**Excerpted data**
** begin **
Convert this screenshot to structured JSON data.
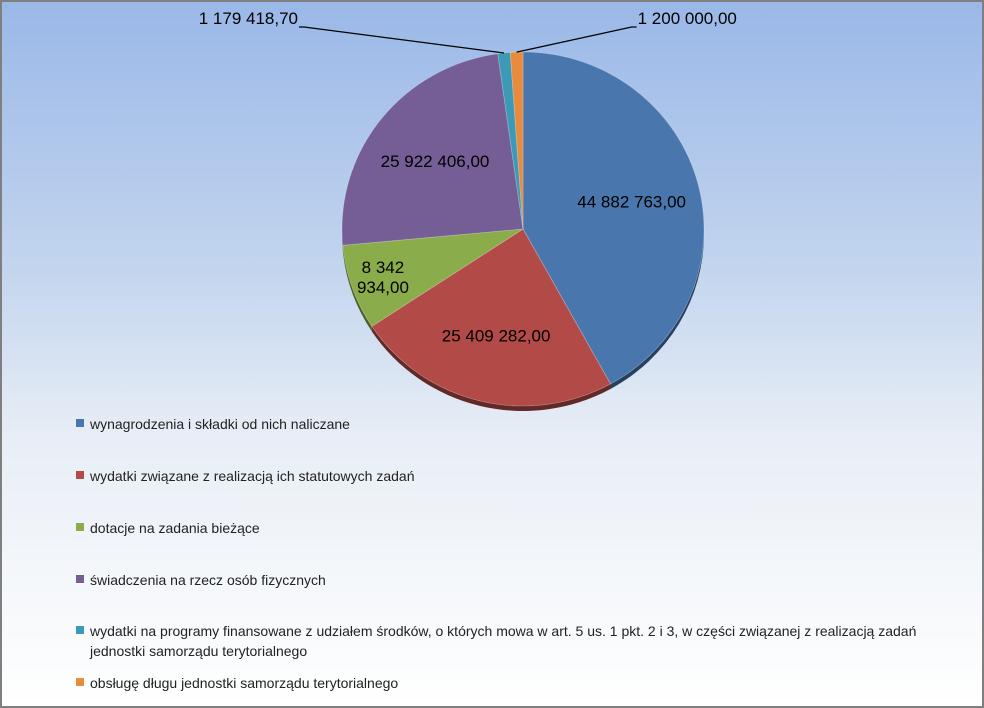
{
  "chart_data": {
    "type": "pie",
    "title": "",
    "slices": [
      {
        "label": "wynagrodzenia i składki od nich naliczane",
        "value": 44882763.0,
        "value_text": "44 882 763,00",
        "color": "#4a76ae"
      },
      {
        "label": "wydatki związane z realizacją ich statutowych zadań",
        "value": 25409282.0,
        "value_text": "25 409 282,00",
        "color": "#b24a47"
      },
      {
        "label": "dotacje na zadania bieżące",
        "value": 8342934.0,
        "value_text": "8 342 934,00",
        "color": "#8aac4b"
      },
      {
        "label": "świadczenia na rzecz osób fizycznych",
        "value": 25922406.0,
        "value_text": "25 922 406,00",
        "color": "#755d95"
      },
      {
        "label": "wydatki na programy finansowane z udziałem środków, o których mowa w art. 5 us. 1 pkt. 2 i 3, w części związanej z realizacją zadań jednostki samorządu terytorialnego",
        "value": 1179418.7,
        "value_text": "1 179 418,70",
        "color": "#3c9ab6"
      },
      {
        "label": "obsługę długu jednostki samorządu terytorialnego",
        "value": 1200000.0,
        "value_text": "1 200 000,00",
        "color": "#e88b3d"
      }
    ],
    "legend_position": "bottom-left"
  }
}
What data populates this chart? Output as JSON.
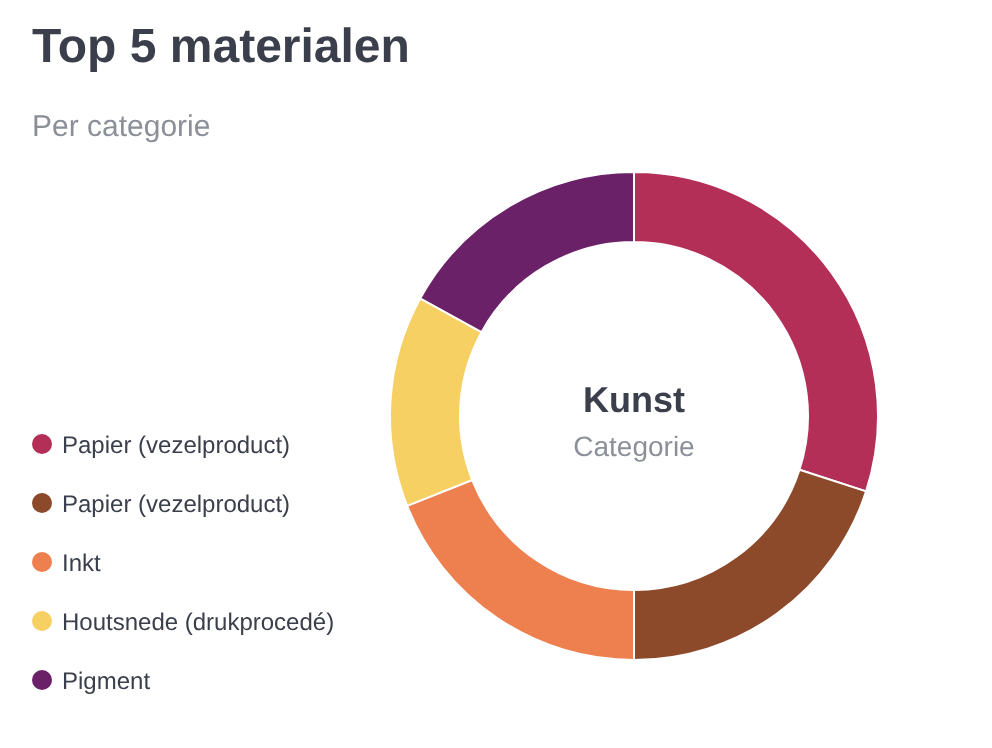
{
  "chart_data": {
    "type": "donut",
    "title": "Top 5 materialen",
    "subtitle": "Per categorie",
    "categories": [
      "Papier (vezelproduct)",
      "Papier (vezelproduct)",
      "Inkt",
      "Houtsnede (drukprocedé)",
      "Pigment"
    ],
    "values": [
      30,
      20,
      19,
      14,
      17
    ],
    "colors": [
      "#b42f58",
      "#8c4a2b",
      "#ee7f4f",
      "#f7d063",
      "#6a2168"
    ],
    "annotations": [
      "Kunst",
      "Categorie"
    ],
    "legend": "bottom left"
  }
}
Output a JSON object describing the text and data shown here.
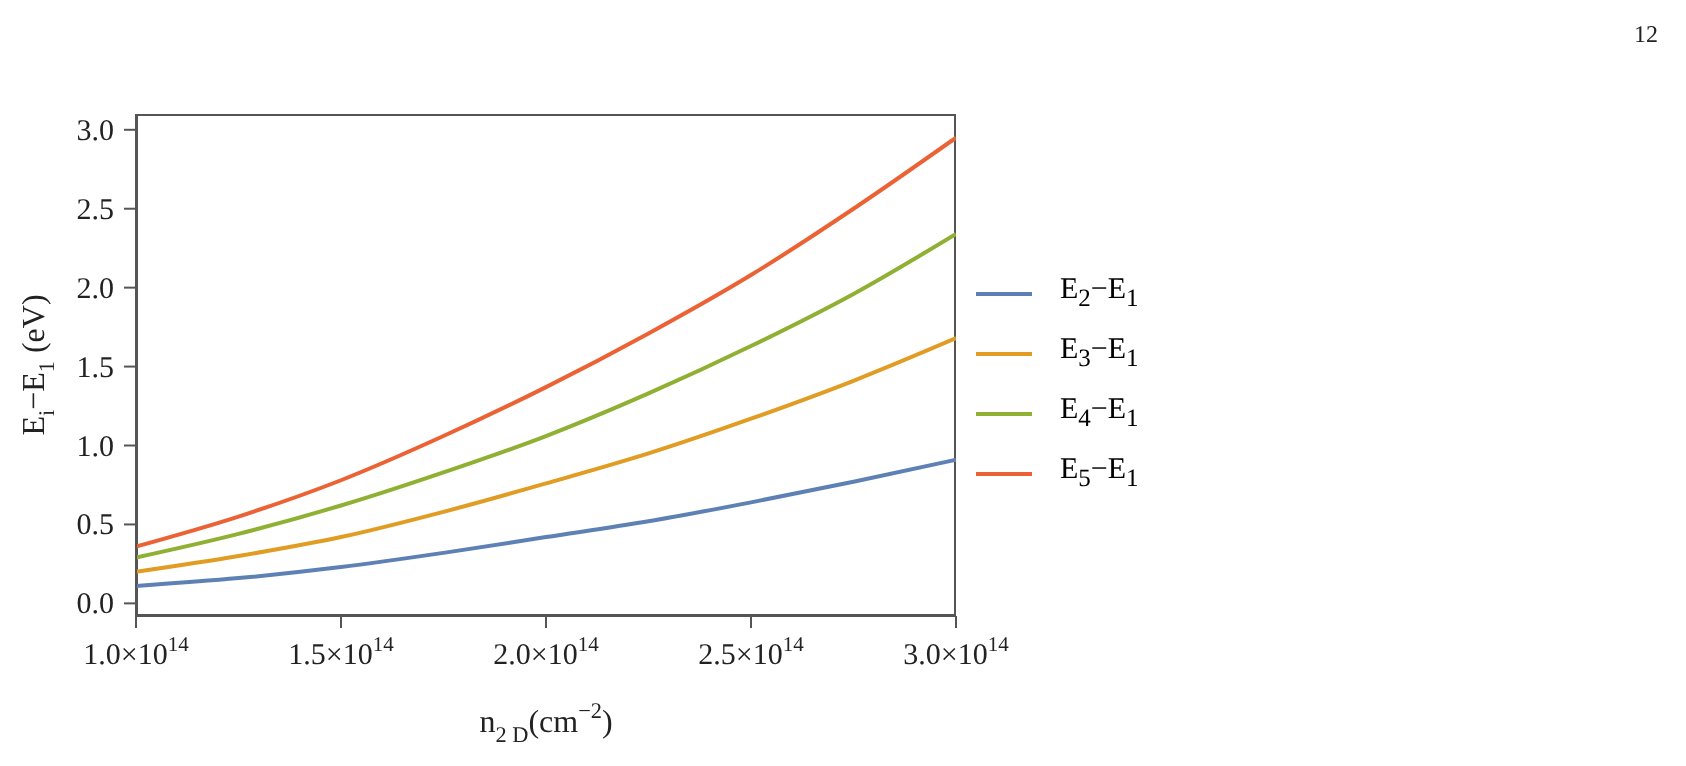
{
  "chart_data": {
    "type": "line",
    "xlabel": "n$_{2 D}$(cm$^{−2}$)",
    "ylabel": "E$_{i}$−E$_{1}$ (eV)",
    "annotations": [
      "12"
    ],
    "x": [
      100000000000000.0,
      125000000000000.0,
      150000000000000.0,
      175000000000000.0,
      200000000000000.0,
      225000000000000.0,
      250000000000000.0,
      275000000000000.0,
      300000000000000.0
    ],
    "series": [
      {
        "name": "E$_{2}$−E$_{1}$",
        "color": "#5e81b5",
        "values": [
          0.11,
          0.16,
          0.23,
          0.32,
          0.42,
          0.52,
          0.64,
          0.77,
          0.91
        ]
      },
      {
        "name": "E$_{3}$−E$_{1}$",
        "color": "#e19c24",
        "values": [
          0.2,
          0.3,
          0.42,
          0.58,
          0.76,
          0.95,
          1.17,
          1.41,
          1.68
        ]
      },
      {
        "name": "E$_{4}$−E$_{1}$",
        "color": "#8fb032",
        "values": [
          0.29,
          0.44,
          0.62,
          0.83,
          1.06,
          1.33,
          1.63,
          1.96,
          2.34
        ]
      },
      {
        "name": "E$_{5}$−E$_{1}$",
        "color": "#eb6235",
        "values": [
          0.36,
          0.55,
          0.78,
          1.06,
          1.37,
          1.71,
          2.08,
          2.5,
          2.95
        ]
      }
    ],
    "xlim": [
      100000000000000.0,
      300000000000000.0
    ],
    "xticks": [
      {
        "value": 100000000000000.0,
        "label": "1.0×10$^{14}$"
      },
      {
        "value": 150000000000000.0,
        "label": "1.5×10$^{14}$"
      },
      {
        "value": 200000000000000.0,
        "label": "2.0×10$^{14}$"
      },
      {
        "value": 250000000000000.0,
        "label": "2.5×10$^{14}$"
      },
      {
        "value": 300000000000000.0,
        "label": "3.0×10$^{14}$"
      }
    ],
    "ylim": [
      -0.08,
      3.1
    ],
    "yticks": [
      {
        "value": 0,
        "label": "0.0"
      },
      {
        "value": 0.5,
        "label": "0.5"
      },
      {
        "value": 1,
        "label": "1.0"
      },
      {
        "value": 1.5,
        "label": "1.5"
      },
      {
        "value": 2,
        "label": "2.0"
      },
      {
        "value": 2.5,
        "label": "2.5"
      },
      {
        "value": 3,
        "label": "3.0"
      }
    ],
    "grid": false,
    "legend": "right",
    "marker": "none",
    "line_style": "solid"
  }
}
** end **
**Problem to solve**
Scan the lines for the string "wydatki". Pick out every line that has it.

**Response to the task**
        "label": "wydatki związane z realizacją ich statutowych zadań",
        "label": "wydatki na programy finansowane z udziałem środków, o których mowa w art. 5 us. 1 pkt. 2 i 3, w części związanej z realizacją zadań jednostki samorządu terytorialnego",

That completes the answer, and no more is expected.